## start DATA FOR PROCESSING
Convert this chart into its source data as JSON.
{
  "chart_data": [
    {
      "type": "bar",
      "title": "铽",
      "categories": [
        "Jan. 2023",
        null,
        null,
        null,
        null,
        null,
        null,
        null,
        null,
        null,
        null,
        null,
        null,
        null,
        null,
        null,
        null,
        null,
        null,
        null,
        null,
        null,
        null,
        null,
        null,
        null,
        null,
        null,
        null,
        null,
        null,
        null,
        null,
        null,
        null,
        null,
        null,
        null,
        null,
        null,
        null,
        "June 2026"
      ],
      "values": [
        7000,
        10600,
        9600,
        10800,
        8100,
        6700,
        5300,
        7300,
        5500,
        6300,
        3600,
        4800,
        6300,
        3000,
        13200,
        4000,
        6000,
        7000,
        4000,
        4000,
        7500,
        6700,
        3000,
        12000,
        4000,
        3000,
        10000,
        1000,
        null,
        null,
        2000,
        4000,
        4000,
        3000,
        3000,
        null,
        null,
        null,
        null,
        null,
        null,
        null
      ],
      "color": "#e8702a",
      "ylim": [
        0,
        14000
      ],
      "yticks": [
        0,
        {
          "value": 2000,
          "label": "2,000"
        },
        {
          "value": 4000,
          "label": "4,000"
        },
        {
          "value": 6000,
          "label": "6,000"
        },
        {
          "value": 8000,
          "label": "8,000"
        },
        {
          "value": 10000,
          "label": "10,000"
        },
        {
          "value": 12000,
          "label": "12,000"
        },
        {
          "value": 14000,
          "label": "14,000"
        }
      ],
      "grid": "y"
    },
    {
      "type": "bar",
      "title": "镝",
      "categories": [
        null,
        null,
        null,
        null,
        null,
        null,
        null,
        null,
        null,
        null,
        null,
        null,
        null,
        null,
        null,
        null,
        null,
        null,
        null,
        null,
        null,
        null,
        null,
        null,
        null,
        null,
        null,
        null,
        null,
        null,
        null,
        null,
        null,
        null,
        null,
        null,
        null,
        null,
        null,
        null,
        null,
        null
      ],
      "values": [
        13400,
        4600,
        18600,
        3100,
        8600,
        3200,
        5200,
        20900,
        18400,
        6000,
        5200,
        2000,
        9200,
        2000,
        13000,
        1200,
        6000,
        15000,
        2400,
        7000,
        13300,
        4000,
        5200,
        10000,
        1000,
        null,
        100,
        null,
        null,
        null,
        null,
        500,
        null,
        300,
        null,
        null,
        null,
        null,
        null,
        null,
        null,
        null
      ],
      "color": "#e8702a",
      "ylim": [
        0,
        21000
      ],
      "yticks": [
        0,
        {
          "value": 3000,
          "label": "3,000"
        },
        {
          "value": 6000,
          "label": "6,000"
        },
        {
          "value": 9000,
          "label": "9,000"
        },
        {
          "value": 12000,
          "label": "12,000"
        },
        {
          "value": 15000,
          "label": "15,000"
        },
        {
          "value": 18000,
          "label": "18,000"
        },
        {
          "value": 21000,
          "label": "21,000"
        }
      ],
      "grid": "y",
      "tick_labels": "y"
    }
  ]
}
## end DATA FOR PROCESSING
# EXERCISE DETAILS:
Provide all the records again, word for word.

# RESPONSE BELOW:
Convert this chart into its source data as JSON.
{
  "chart_data": [
    {
      "type": "bar",
      "title": "铽",
      "categories": [
        "Jan. 2023",
        null,
        null,
        null,
        null,
        null,
        null,
        null,
        null,
        null,
        null,
        null,
        null,
        null,
        null,
        null,
        null,
        null,
        null,
        null,
        null,
        null,
        null,
        null,
        null,
        null,
        null,
        null,
        null,
        null,
        null,
        null,
        null,
        null,
        null,
        null,
        null,
        null,
        null,
        null,
        null,
        "June 2026"
      ],
      "values": [
        7000,
        10600,
        9600,
        10800,
        8100,
        6700,
        5300,
        7300,
        5500,
        6300,
        3600,
        4800,
        6300,
        3000,
        13200,
        4000,
        6000,
        7000,
        4000,
        4000,
        7500,
        6700,
        3000,
        12000,
        4000,
        3000,
        10000,
        1000,
        null,
        null,
        2000,
        4000,
        4000,
        3000,
        3000,
        null,
        null,
        null,
        null,
        null,
        null,
        null
      ],
      "color": "#e8702a",
      "ylim": [
        0,
        14000
      ],
      "yticks": [
        0,
        {
          "value": 2000,
          "label": "2,000"
        },
        {
          "value": 4000,
          "label": "4,000"
        },
        {
          "value": 6000,
          "label": "6,000"
        },
        {
          "value": 8000,
          "label": "8,000"
        },
        {
          "value": 10000,
          "label": "10,000"
        },
        {
          "value": 12000,
          "label": "12,000"
        },
        {
          "value": 14000,
          "label": "14,000"
        }
      ],
      "grid": "y"
    },
    {
      "type": "bar",
      "title": "镝",
      "categories": [
        null,
        null,
        null,
        null,
        null,
        null,
        null,
        null,
        null,
        null,
        null,
        null,
        null,
        null,
        null,
        null,
        null,
        null,
        null,
        null,
        null,
        null,
        null,
        null,
        null,
        null,
        null,
        null,
        null,
        null,
        null,
        null,
        null,
        null,
        null,
        null,
        null,
        null,
        null,
        null,
        null,
        null
      ],
      "values": [
        13400,
        4600,
        18600,
        3100,
        8600,
        3200,
        5200,
        20900,
        18400,
        6000,
        5200,
        2000,
        9200,
        2000,
        13000,
        1200,
        6000,
        15000,
        2400,
        7000,
        13300,
        4000,
        5200,
        10000,
        1000,
        null,
        100,
        null,
        null,
        null,
        null,
        500,
        null,
        300,
        null,
        null,
        null,
        null,
        null,
        null,
        null,
        null
      ],
      "color": "#e8702a",
      "ylim": [
        0,
        21000
      ],
      "yticks": [
        0,
        {
          "value": 3000,
          "label": "3,000"
        },
        {
          "value": 6000,
          "label": "6,000"
        },
        {
          "value": 9000,
          "label": "9,000"
        },
        {
          "value": 12000,
          "label": "12,000"
        },
        {
          "value": 15000,
          "label": "15,000"
        },
        {
          "value": 18000,
          "label": "18,000"
        },
        {
          "value": 21000,
          "label": "21,000"
        }
      ],
      "grid": "y",
      "tick_labels": "y"
    }
  ]
}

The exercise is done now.